▸ Records provided
────────

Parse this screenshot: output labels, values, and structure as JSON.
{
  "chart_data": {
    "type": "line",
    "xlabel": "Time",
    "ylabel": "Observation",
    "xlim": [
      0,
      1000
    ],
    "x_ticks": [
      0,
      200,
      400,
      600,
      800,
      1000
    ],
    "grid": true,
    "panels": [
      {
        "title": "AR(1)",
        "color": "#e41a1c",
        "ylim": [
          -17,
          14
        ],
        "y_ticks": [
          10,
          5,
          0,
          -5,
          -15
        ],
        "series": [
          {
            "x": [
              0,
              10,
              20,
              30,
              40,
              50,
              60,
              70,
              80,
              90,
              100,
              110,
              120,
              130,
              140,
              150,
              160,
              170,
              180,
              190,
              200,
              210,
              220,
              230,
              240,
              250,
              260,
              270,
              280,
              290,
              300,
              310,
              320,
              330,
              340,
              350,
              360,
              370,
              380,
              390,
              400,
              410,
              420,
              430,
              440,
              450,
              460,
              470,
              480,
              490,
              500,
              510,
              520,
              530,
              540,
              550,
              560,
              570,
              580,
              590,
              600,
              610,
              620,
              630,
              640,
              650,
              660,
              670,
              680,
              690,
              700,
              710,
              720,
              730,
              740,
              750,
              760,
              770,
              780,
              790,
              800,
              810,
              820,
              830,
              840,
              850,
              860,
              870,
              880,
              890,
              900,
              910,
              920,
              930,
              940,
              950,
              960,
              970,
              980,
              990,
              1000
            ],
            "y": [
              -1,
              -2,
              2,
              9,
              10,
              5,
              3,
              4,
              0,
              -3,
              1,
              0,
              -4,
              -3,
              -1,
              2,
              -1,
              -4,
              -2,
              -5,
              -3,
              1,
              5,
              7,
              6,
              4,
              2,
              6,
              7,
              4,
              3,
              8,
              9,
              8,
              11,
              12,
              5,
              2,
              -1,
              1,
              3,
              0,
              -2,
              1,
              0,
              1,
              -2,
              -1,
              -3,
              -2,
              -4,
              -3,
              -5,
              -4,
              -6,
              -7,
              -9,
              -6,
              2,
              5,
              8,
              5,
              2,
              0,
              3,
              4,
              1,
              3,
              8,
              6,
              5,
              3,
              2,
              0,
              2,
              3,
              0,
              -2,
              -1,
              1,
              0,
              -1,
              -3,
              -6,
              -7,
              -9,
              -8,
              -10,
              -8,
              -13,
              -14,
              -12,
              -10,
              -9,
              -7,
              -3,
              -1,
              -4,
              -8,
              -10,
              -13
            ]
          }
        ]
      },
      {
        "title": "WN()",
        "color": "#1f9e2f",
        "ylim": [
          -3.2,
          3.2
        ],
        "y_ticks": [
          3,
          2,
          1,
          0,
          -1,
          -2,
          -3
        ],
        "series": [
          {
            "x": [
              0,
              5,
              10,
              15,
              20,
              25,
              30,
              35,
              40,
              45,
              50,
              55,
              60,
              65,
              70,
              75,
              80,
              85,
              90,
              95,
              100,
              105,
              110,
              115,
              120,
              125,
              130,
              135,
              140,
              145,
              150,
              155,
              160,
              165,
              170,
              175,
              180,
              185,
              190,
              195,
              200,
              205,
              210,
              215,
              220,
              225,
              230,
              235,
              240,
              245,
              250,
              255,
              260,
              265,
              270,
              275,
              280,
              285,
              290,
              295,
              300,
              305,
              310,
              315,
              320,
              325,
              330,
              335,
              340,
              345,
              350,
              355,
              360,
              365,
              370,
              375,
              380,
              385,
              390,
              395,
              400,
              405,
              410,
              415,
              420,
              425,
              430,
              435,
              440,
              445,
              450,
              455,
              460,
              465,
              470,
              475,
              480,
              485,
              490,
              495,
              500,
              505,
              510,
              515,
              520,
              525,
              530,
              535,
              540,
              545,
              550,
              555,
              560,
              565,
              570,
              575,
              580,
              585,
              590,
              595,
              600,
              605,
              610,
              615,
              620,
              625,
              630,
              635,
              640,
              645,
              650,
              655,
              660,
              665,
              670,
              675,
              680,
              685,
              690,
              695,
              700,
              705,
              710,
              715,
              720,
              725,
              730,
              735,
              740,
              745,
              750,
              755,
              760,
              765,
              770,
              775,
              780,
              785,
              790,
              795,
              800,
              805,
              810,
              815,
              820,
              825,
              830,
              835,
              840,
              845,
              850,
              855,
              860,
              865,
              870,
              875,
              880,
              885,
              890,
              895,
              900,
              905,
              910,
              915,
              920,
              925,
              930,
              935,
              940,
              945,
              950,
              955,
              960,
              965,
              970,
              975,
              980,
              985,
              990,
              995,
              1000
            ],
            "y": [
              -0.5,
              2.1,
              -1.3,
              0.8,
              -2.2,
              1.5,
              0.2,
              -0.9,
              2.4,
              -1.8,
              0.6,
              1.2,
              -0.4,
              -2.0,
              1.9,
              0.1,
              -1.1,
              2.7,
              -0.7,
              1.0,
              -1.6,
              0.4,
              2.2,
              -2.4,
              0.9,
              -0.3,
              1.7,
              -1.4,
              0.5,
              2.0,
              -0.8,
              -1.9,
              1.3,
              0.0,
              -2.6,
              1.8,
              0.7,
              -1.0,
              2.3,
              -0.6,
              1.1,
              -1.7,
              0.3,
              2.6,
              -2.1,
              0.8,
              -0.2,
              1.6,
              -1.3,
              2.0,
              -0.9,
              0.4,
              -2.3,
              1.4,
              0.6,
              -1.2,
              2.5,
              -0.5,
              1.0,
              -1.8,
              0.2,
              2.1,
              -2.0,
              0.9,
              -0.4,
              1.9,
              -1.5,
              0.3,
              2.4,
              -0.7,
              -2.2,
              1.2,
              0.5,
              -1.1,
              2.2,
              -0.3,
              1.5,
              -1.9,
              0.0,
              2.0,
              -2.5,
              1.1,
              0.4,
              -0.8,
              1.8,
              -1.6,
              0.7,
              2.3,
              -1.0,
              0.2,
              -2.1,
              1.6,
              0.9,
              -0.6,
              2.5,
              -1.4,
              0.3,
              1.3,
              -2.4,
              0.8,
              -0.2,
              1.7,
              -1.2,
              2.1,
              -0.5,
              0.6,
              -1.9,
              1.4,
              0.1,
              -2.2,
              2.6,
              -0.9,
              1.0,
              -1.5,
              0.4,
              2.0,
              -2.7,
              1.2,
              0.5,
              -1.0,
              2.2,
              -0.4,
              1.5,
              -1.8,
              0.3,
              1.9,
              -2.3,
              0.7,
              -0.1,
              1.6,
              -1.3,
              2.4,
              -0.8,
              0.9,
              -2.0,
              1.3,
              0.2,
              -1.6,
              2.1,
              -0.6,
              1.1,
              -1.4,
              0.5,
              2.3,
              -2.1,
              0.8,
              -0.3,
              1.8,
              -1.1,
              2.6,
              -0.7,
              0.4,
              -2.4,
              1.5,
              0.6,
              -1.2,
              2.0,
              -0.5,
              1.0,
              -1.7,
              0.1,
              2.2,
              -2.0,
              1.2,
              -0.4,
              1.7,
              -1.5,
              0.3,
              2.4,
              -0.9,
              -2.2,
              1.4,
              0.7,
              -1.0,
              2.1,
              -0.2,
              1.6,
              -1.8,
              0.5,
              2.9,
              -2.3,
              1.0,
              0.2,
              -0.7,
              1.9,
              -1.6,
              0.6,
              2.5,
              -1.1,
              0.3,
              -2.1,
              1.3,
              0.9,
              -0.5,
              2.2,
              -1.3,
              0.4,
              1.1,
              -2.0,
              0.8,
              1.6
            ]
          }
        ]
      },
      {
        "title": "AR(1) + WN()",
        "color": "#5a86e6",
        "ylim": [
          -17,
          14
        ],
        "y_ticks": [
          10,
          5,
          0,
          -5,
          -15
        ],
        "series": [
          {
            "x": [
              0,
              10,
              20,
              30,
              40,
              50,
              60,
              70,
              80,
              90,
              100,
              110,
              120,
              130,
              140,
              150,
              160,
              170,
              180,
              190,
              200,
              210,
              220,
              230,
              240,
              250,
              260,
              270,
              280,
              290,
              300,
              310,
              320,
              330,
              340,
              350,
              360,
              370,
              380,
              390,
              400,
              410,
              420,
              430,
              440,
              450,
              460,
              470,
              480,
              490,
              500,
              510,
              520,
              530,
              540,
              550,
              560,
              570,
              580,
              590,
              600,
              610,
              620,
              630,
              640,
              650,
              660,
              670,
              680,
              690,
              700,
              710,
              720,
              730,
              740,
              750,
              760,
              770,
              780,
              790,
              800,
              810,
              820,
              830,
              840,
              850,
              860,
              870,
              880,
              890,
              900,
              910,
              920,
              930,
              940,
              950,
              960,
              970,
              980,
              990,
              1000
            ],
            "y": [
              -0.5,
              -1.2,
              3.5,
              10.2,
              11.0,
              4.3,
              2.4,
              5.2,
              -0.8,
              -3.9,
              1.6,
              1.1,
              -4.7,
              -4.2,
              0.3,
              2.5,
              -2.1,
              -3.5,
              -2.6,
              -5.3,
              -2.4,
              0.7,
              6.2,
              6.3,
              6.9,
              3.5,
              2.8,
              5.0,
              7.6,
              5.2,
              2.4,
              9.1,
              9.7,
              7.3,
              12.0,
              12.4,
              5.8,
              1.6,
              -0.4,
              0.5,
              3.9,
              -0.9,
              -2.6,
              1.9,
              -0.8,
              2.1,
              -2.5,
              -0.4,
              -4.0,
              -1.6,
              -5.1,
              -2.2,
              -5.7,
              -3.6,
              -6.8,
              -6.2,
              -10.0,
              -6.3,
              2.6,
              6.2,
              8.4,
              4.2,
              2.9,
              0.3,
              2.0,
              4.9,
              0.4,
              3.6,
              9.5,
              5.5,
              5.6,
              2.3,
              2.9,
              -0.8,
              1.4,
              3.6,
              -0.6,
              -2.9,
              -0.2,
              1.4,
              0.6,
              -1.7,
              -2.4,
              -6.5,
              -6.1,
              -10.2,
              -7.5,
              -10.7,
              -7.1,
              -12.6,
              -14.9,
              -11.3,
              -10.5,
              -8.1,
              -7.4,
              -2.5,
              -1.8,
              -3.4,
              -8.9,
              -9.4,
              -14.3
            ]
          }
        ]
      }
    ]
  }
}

────────

▸ Stated task
Lines holding the word "color" should be counted across the entries; state only how many there are.

▸ Output of the exercise
3